*Challenge:*
Could you reproduce each of the following records word for word, with every line in its original order?

--- START ---

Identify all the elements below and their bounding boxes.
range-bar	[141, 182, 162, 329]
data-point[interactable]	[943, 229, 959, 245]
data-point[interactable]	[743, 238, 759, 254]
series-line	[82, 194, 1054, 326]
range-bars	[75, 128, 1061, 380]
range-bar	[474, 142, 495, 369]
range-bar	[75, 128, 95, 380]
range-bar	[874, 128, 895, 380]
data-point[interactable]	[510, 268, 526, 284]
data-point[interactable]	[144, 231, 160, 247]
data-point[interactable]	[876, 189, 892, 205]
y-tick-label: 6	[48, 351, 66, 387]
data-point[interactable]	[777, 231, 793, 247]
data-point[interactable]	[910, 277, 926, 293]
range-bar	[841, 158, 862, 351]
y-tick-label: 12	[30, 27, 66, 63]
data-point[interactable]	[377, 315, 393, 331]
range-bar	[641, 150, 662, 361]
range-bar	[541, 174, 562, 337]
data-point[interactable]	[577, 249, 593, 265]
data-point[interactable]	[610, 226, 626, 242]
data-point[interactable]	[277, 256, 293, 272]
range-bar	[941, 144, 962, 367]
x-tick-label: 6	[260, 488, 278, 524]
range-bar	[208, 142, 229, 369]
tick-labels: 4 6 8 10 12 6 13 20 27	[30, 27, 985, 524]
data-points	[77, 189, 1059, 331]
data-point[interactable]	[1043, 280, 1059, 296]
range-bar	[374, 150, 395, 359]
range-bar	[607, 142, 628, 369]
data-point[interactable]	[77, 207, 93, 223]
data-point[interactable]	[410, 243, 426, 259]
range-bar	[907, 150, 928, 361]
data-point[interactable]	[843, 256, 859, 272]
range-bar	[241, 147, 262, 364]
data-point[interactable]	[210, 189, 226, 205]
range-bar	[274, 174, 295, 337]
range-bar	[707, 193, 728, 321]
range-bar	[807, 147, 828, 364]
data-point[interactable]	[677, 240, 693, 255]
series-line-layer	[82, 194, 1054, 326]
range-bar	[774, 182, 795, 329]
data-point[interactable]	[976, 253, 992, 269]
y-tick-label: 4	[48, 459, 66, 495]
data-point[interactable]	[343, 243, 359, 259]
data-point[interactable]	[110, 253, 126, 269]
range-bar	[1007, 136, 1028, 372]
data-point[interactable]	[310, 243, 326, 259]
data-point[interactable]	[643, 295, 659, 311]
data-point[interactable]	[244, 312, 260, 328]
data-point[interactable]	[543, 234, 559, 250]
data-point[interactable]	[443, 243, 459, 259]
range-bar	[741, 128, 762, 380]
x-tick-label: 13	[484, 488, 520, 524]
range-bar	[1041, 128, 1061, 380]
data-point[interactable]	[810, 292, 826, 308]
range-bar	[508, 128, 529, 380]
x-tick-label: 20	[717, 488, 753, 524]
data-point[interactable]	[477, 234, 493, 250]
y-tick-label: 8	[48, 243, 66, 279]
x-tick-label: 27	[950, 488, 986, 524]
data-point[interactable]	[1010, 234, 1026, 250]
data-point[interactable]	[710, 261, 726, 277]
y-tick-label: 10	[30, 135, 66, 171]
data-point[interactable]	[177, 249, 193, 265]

--- END ---

*In response:*
Identify all the elements below and their bounding boxes.
range-bar	[141, 182, 162, 329]
data-point[interactable]	[943, 229, 959, 245]
data-point[interactable]	[743, 238, 759, 254]
series-line	[82, 194, 1054, 326]
range-bars	[75, 128, 1061, 380]
range-bar	[474, 142, 495, 369]
range-bar	[75, 128, 95, 380]
range-bar	[874, 128, 895, 380]
data-point[interactable]	[510, 268, 526, 284]
data-point[interactable]	[144, 231, 160, 247]
data-point[interactable]	[876, 189, 892, 205]
y-tick-label: 6	[48, 351, 66, 387]
data-point[interactable]	[777, 231, 793, 247]
data-point[interactable]	[910, 277, 926, 293]
range-bar	[841, 158, 862, 351]
y-tick-label: 12	[30, 27, 66, 63]
data-point[interactable]	[377, 315, 393, 331]
range-bar	[641, 150, 662, 361]
range-bar	[541, 174, 562, 337]
data-point[interactable]	[577, 249, 593, 265]
data-point[interactable]	[610, 226, 626, 242]
data-point[interactable]	[277, 256, 293, 272]
range-bar	[941, 144, 962, 367]
x-tick-label: 6	[260, 488, 278, 524]
range-bar	[208, 142, 229, 369]
tick-labels: 4 6 8 10 12 6 13 20 27	[30, 27, 985, 524]
data-points	[77, 189, 1059, 331]
data-point[interactable]	[1043, 280, 1059, 296]
range-bar	[374, 150, 395, 359]
range-bar	[607, 142, 628, 369]
data-point[interactable]	[77, 207, 93, 223]
data-point[interactable]	[410, 243, 426, 259]
range-bar	[907, 150, 928, 361]
data-point[interactable]	[843, 256, 859, 272]
range-bar	[241, 147, 262, 364]
data-point[interactable]	[210, 189, 226, 205]
range-bar	[274, 174, 295, 337]
range-bar	[707, 193, 728, 321]
range-bar	[807, 147, 828, 364]
data-point[interactable]	[677, 240, 693, 255]
series-line-layer	[82, 194, 1054, 326]
range-bar	[774, 182, 795, 329]
data-point[interactable]	[976, 253, 992, 269]
y-tick-label: 4	[48, 459, 66, 495]
data-point[interactable]	[343, 243, 359, 259]
data-point[interactable]	[110, 253, 126, 269]
range-bar	[1007, 136, 1028, 372]
data-point[interactable]	[310, 243, 326, 259]
data-point[interactable]	[643, 295, 659, 311]
data-point[interactable]	[244, 312, 260, 328]
data-point[interactable]	[543, 234, 559, 250]
data-point[interactable]	[443, 243, 459, 259]
range-bar	[741, 128, 762, 380]
x-tick-label: 13	[484, 488, 520, 524]
range-bar	[1041, 128, 1061, 380]
data-point[interactable]	[810, 292, 826, 308]
range-bar	[508, 128, 529, 380]
x-tick-label: 20	[717, 488, 753, 524]
data-point[interactable]	[477, 234, 493, 250]
y-tick-label: 8	[48, 243, 66, 279]
x-tick-label: 27	[950, 488, 986, 524]
data-point[interactable]	[1010, 234, 1026, 250]
data-point[interactable]	[710, 261, 726, 277]
y-tick-label: 10	[30, 135, 66, 171]
data-point[interactable]	[177, 249, 193, 265]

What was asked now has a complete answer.